--- PROBLEM TO WORK ON ---
From the listing, collect all lines containing the word "Government".
--- Start of THE INPUT ---
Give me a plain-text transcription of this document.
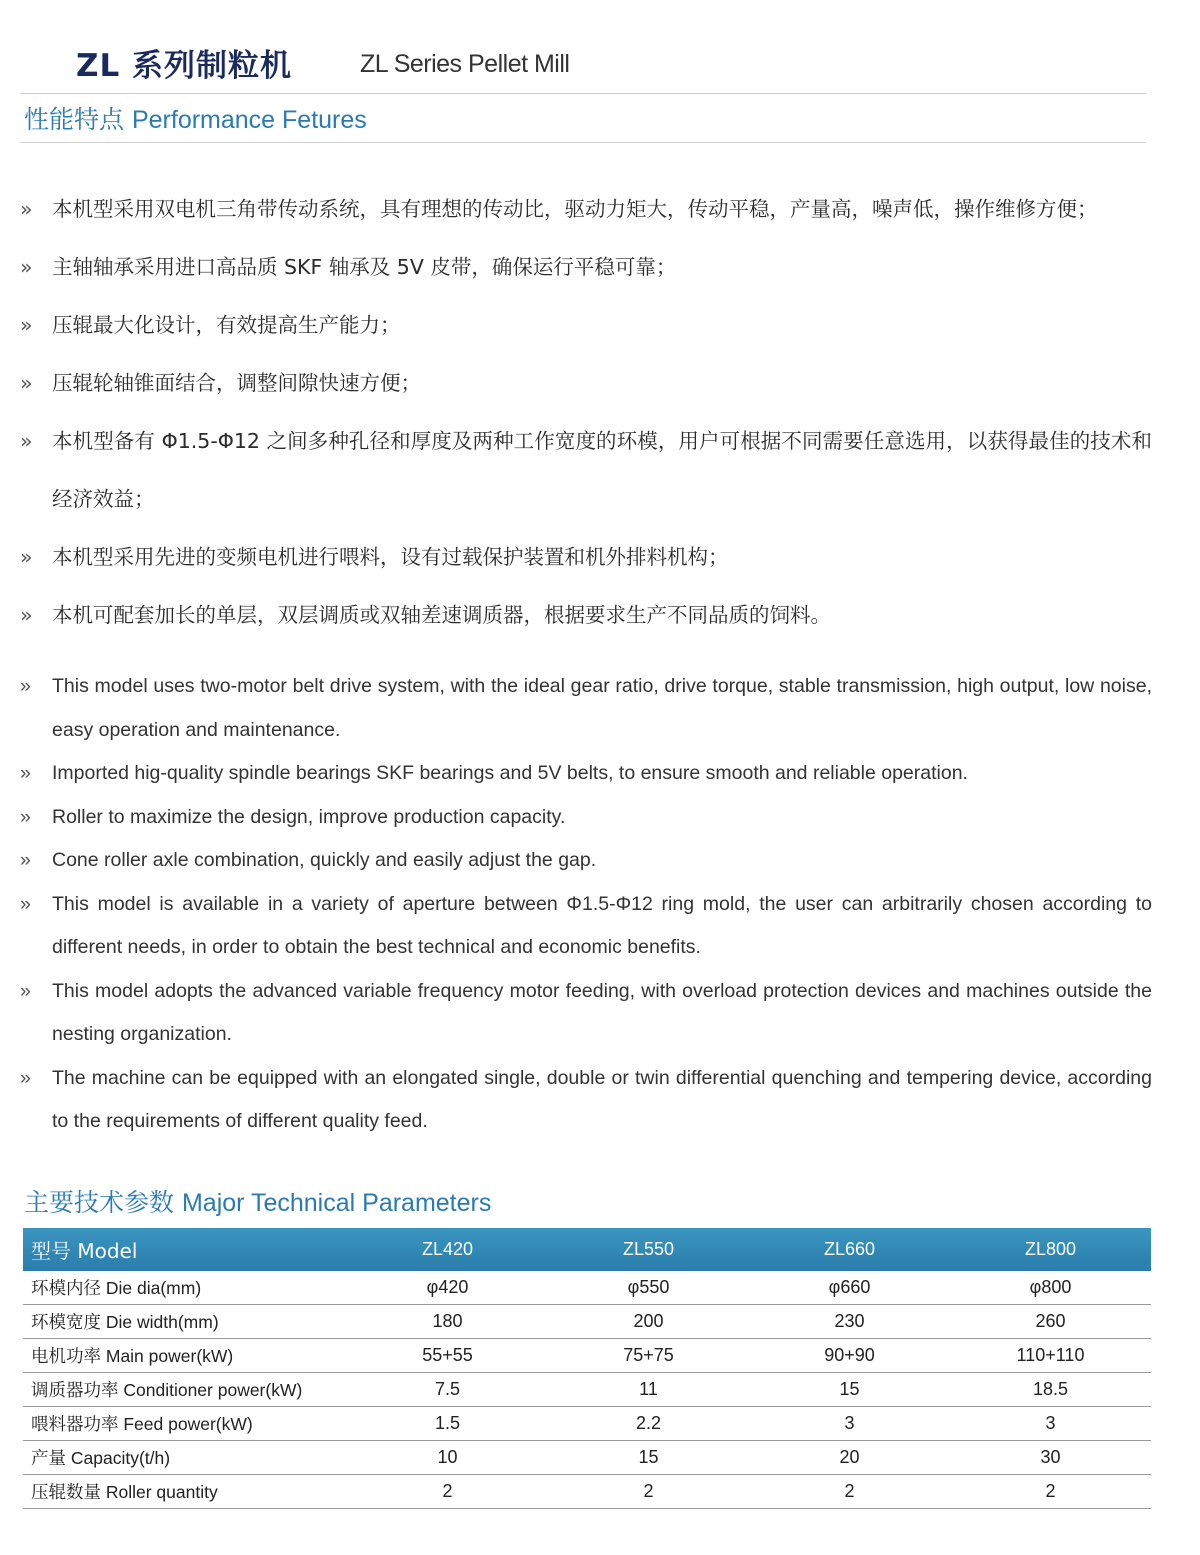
ZL 系列制粒机	ZL Series Pellet Mill
性能特点 Performance Fetures
» 本机型采用双电机三角带传动系统，具有理想的传动比，驱动力矩大，传动平稳，产量高，噪声低，操作维修方便；
» 主轴轴承采用进口高品质 SKF 轴承及 5V 皮带，确保运行平稳可靠；
» 压辊最大化设计，有效提高生产能力；
» 压辊轮轴锥面结合，调整间隙快速方便；
» 本机型备有 Φ1.5-Φ12 之间多种孔径和厚度及两种工作宽度的环模，用户可根据不同需要任意选用，以获得最佳的技术和经济效益；
» 本机型采用先进的变频电机进行喂料，设有过载保护装置和机外排料机构；
» 本机可配套加长的单层，双层调质或双轴差速调质器，根据要求生产不同品质的饲料。
» This model uses two-motor belt drive system, with the ideal gear ratio, drive torque, stable transmission, high output, low noise, easy operation and maintenance.
» Imported hig-quality spindle bearings SKF bearings and 5V belts, to ensure smooth and reliable operation.
» Roller to maximize the design, improve production capacity.
» Cone roller axle combination, quickly and easily adjust the gap.
» This model is available in a variety of aperture between Φ1.5-Φ12 ring mold, the user can arbitrarily chosen according to different needs, in order to obtain the best technical and economic benefits.
» This model adopts the advanced variable frequency motor feeding, with overload protection devices and machines outside the nesting organization.
» The machine can be equipped with an elongated single, double or twin differential quenching and tempering device, according to the requirements of different quality feed.
主要技术参数 Major Technical Parameters
型号 Model	ZL420	ZL550	ZL660	ZL800
环模内径 Die dia(mm)	φ420	φ550	φ660	φ800
环模宽度 Die width(mm)	180	200	230	260
电机功率 Main power(kW)	55+55	75+75	90+90	110+110
调质器功率 Conditioner power(kW)	7.5	11	15	18.5
喂料器功率 Feed power(kW)	1.5	2.2	3	3
产量 Capacity(t/h)	10	15	20	30
压辊数量 Roller quantity	2	2	2	2
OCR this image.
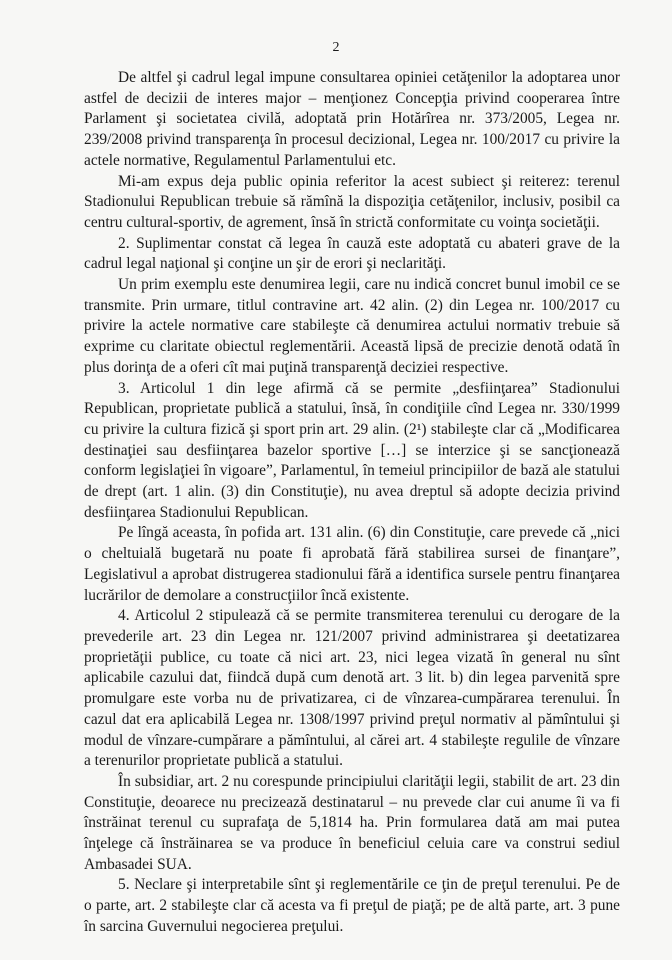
2

De altfel şi cadrul legal impune consultarea opiniei cetăţenilor la adoptarea unor astfel de decizii de interes major – menţionez Concepţia privind cooperarea între Parlament şi societatea civilă, adoptată prin Hotărîrea nr. 373/2005, Legea nr. 239/2008 privind transparenţa în procesul decizional, Legea nr. 100/2017 cu privire la actele normative, Regulamentul Parlamentului etc.

Mi-am expus deja public opinia referitor la acest subiect şi reiterez: terenul Stadionului Republican trebuie să rămînă la dispoziţia cetăţenilor, inclusiv, posibil ca centru cultural-sportiv, de agrement, însă în strictă conformitate cu voinţa societăţii.

2. Suplimentar constat că legea în cauză este adoptată cu abateri grave de la cadrul legal naţional şi conţine un şir de erori şi neclarităţi.

Un prim exemplu este denumirea legii, care nu indică concret bunul imobil ce se transmite. Prin urmare, titlul contravine art. 42 alin. (2) din Legea nr. 100/2017 cu privire la actele normative care stabileşte că denumirea actului normativ trebuie să exprime cu claritate obiectul reglementării. Această lipsă de precizie denotă odată în plus dorinţa de a oferi cît mai puţină transparenţă deciziei respective.

3. Articolul 1 din lege afirmă că se permite „desfiinţarea” Stadionului Republican, proprietate publică a statului, însă, în condiţiile cînd Legea nr. 330/1999 cu privire la cultura fizică şi sport prin art. 29 alin. (2¹) stabileşte clar că „Modificarea destinaţiei sau desfiinţarea bazelor sportive […] se interzice şi se sancţionează conform legislaţiei în vigoare”, Parlamentul, în temeiul principiilor de bază ale statului de drept (art. 1 alin. (3) din Constituţie), nu avea dreptul să adopte decizia privind desfiinţarea Stadionului Republican.

Pe lîngă aceasta, în pofida art. 131 alin. (6) din Constituţie, care prevede că „nici o cheltuială bugetară nu poate fi aprobată fără stabilirea sursei de finanţare”, Legislativul a aprobat distrugerea stadionului fără a identifica sursele pentru finanţarea lucrărilor de demolare a construcţiilor încă existente.

4. Articolul 2 stipulează că se permite transmiterea terenului cu derogare de la prevederile art. 23 din Legea nr. 121/2007 privind administrarea şi deetatizarea proprietăţii publice, cu toate că nici art. 23, nici legea vizată în general nu sînt aplicabile cazului dat, fiindcă după cum denotă art. 3 lit. b) din legea parvenită spre promulgare este vorba nu de privatizarea, ci de vînzarea-cumpărarea terenului. În cazul dat era aplicabilă Legea nr. 1308/1997 privind preţul normativ al pămîntului şi modul de vînzare-cumpărare a pămîntului, al cărei art. 4 stabileşte regulile de vînzare a terenurilor proprietate publică a statului.

În subsidiar, art. 2 nu corespunde principiului clarităţii legii, stabilit de art. 23 din Constituţie, deoarece nu precizează destinatarul – nu prevede clar cui anume îi va fi înstrăinat terenul cu suprafaţa de 5,1814 ha. Prin formularea dată am mai putea înţelege că înstrăinarea se va produce în beneficiul celuia care va construi sediul Ambasadei SUA.

5. Neclare şi interpretabile sînt şi reglementările ce ţin de preţul terenului. Pe de o parte, art. 2 stabileşte clar că acesta va fi preţul de piaţă; pe de altă parte, art. 3 pune în sarcina Guvernului negocierea preţului.
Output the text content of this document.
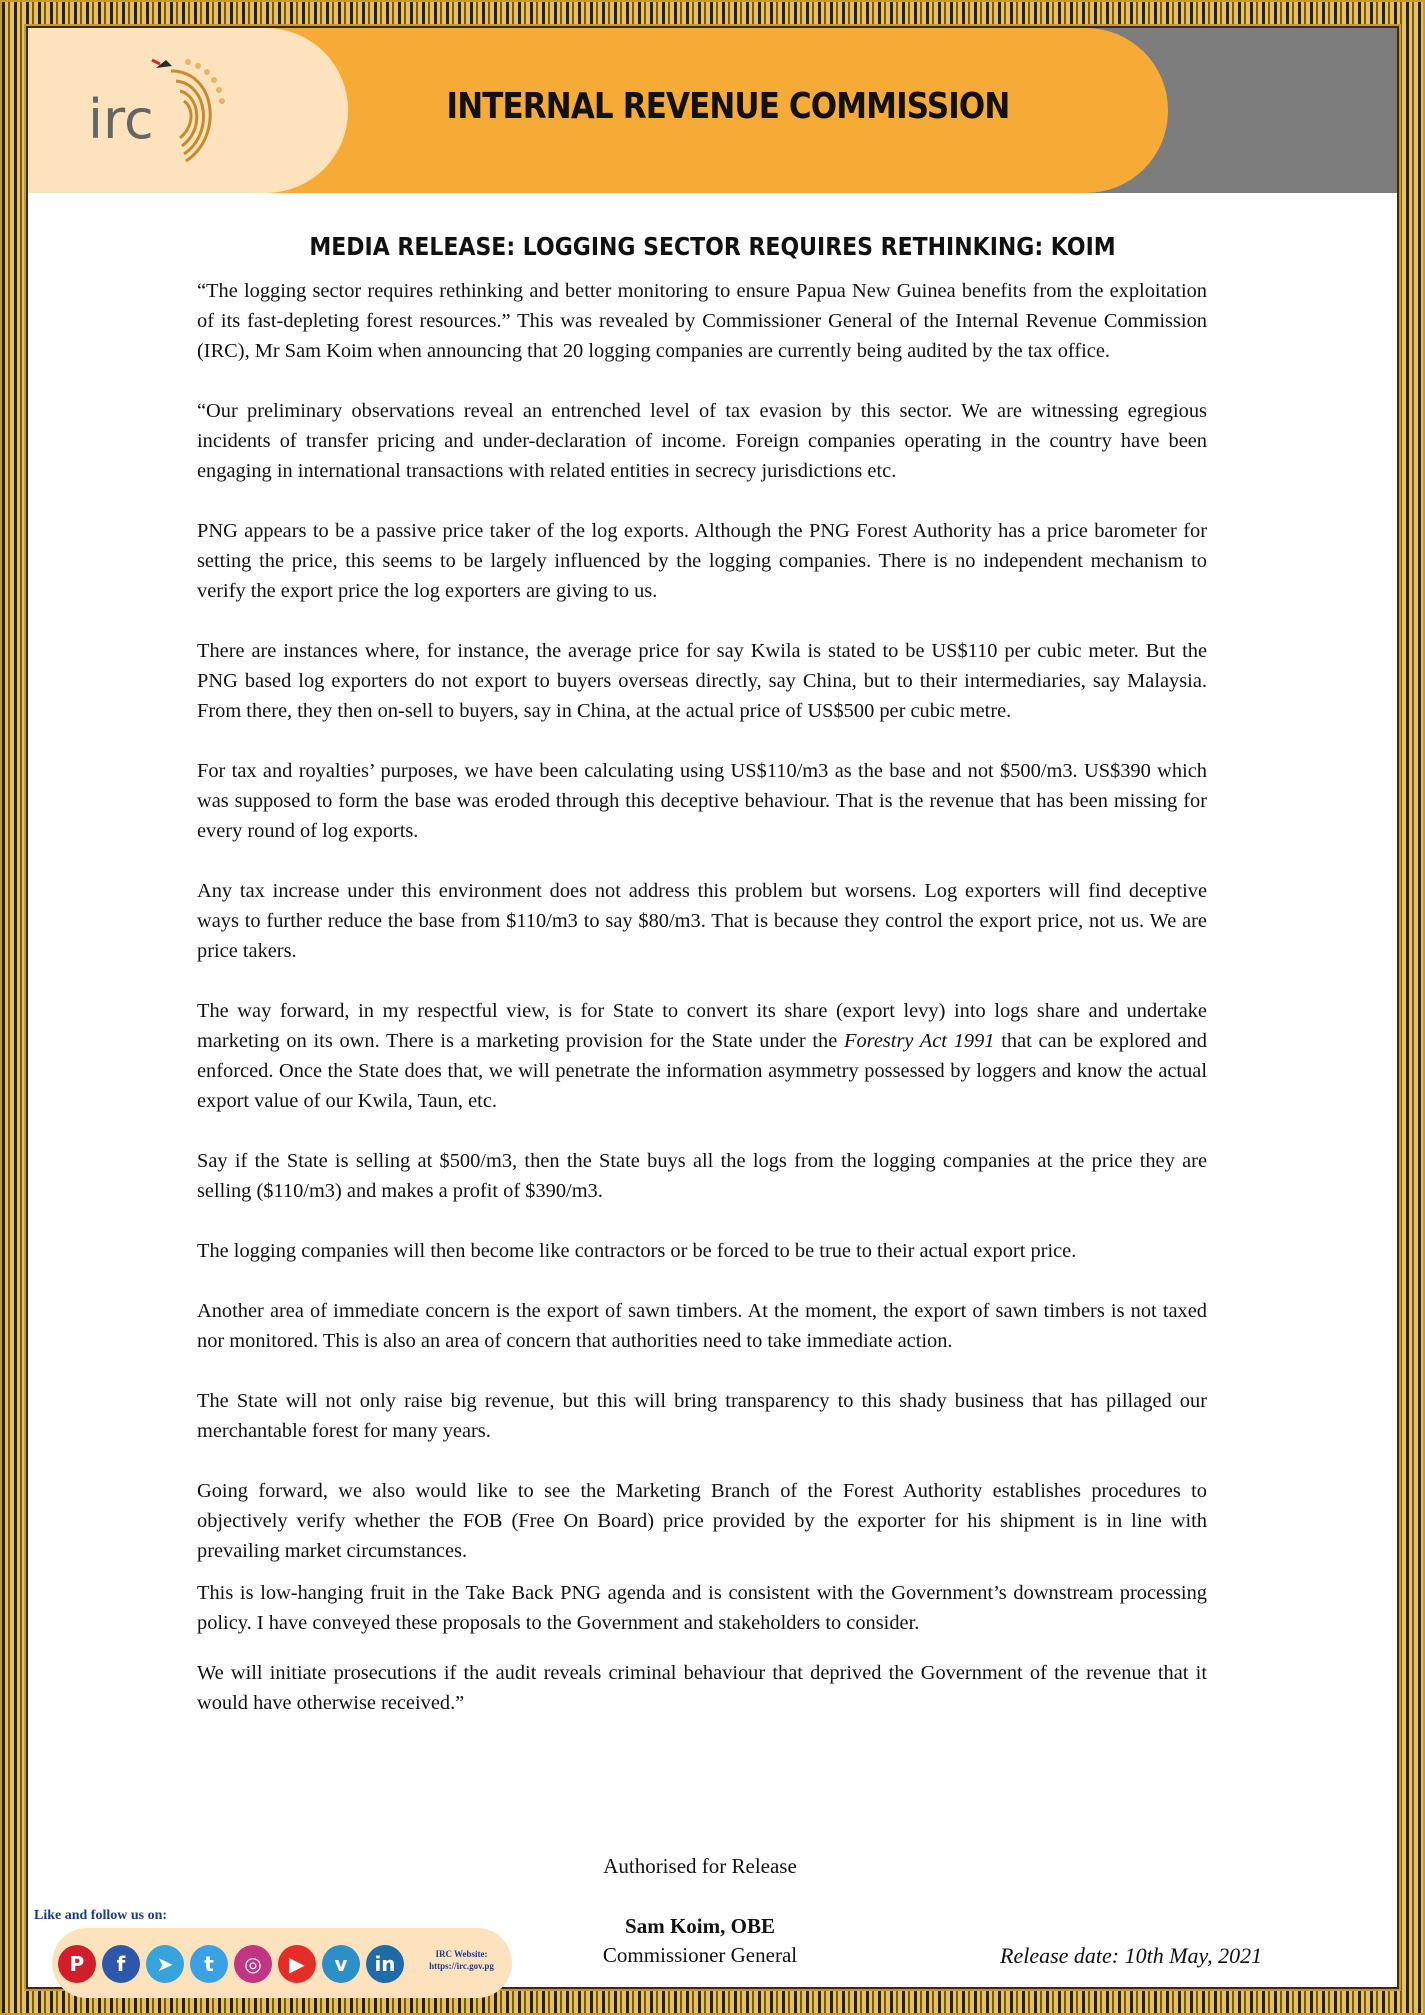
irc	INTERNAL REVENUE COMMISSION
MEDIA RELEASE: LOGGING SECTOR REQUIRES RETHINKING: KOIM

“The logging sector requires rethinking and better monitoring to ensure Papua New Guinea benefits from the exploitation of its fast-depleting forest resources.” This was revealed by Commissioner General of the Internal Revenue Commission (IRC), Mr Sam Koim when announcing that 20 logging companies are currently being audited by the tax office.

“Our preliminary observations reveal an entrenched level of tax evasion by this sector. We are witnessing egregious incidents of transfer pricing and under-declaration of income. Foreign companies operating in the country have been engaging in international transactions with related entities in secrecy jurisdictions etc.

PNG appears to be a passive price taker of the log exports. Although the PNG Forest Authority has a price barometer for setting the price, this seems to be largely influenced by the logging companies. There is no independent mechanism to verify the export price the log exporters are giving to us.

There are instances where, for instance, the average price for say Kwila is stated to be US$110 per cubic meter. But the PNG based log exporters do not export to buyers overseas directly, say China, but to their intermediaries, say Malaysia. From there, they then on-sell to buyers, say in China, at the actual price of US$500 per cubic metre.

For tax and royalties’ purposes, we have been calculating using US$110/m3 as the base and not $500/m3. US$390 which was supposed to form the base was eroded through this deceptive behaviour. That is the revenue that has been missing for every round of log exports.

Any tax increase under this environment does not address this problem but worsens. Log exporters will find deceptive ways to further reduce the base from $110/m3 to say $80/m3. That is because they control the export price, not us. We are price takers.

The way forward, in my respectful view, is for State to convert its share (export levy) into logs share and undertake marketing on its own. There is a marketing provision for the State under the Forestry Act 1991 that can be explored and enforced. Once the State does that, we will penetrate the information asymmetry possessed by loggers and know the actual export value of our Kwila, Taun, etc.

Say if the State is selling at $500/m3, then the State buys all the logs from the logging companies at the price they are selling ($110/m3) and makes a profit of $390/m3.

The logging companies will then become like contractors or be forced to be true to their actual export price.

Another area of immediate concern is the export of sawn timbers. At the moment, the export of sawn timbers is not taxed nor monitored. This is also an area of concern that authorities need to take immediate action.

The State will not only raise big revenue, but this will bring transparency to this shady business that has pillaged our merchantable forest for many years.

Going forward, we also would like to see the Marketing Branch of the Forest Authority establishes procedures to objectively verify whether the FOB (Free On Board) price provided by the exporter for his shipment is in line with prevailing market circumstances.

This is low-hanging fruit in the Take Back PNG agenda and is consistent with the Government’s downstream processing policy. I have conveyed these proposals to the Government and stakeholders to consider.

We will initiate prosecutions if the audit reveals criminal behaviour that deprived the Government of the revenue that it would have otherwise received.”

Authorised for Release
Sam Koim, OBE
Commissioner General	Release date: 10th May, 2021
Like and follow us on:
P	f	➤	t	◎	▶	v	in	IRC Website:
https://irc.gov.pg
--- End of THE INPUT ---
--- ANSWER TO THE PROBLEM ---
This is low-hanging fruit in the Take Back PNG agenda and is consistent with the Government’s downstream processing policy. I have conveyed these proposals to the Government and stakeholders to consider.
We will initiate prosecutions if the audit reveals criminal behaviour that deprived the Government of the revenue that it would have otherwise received.”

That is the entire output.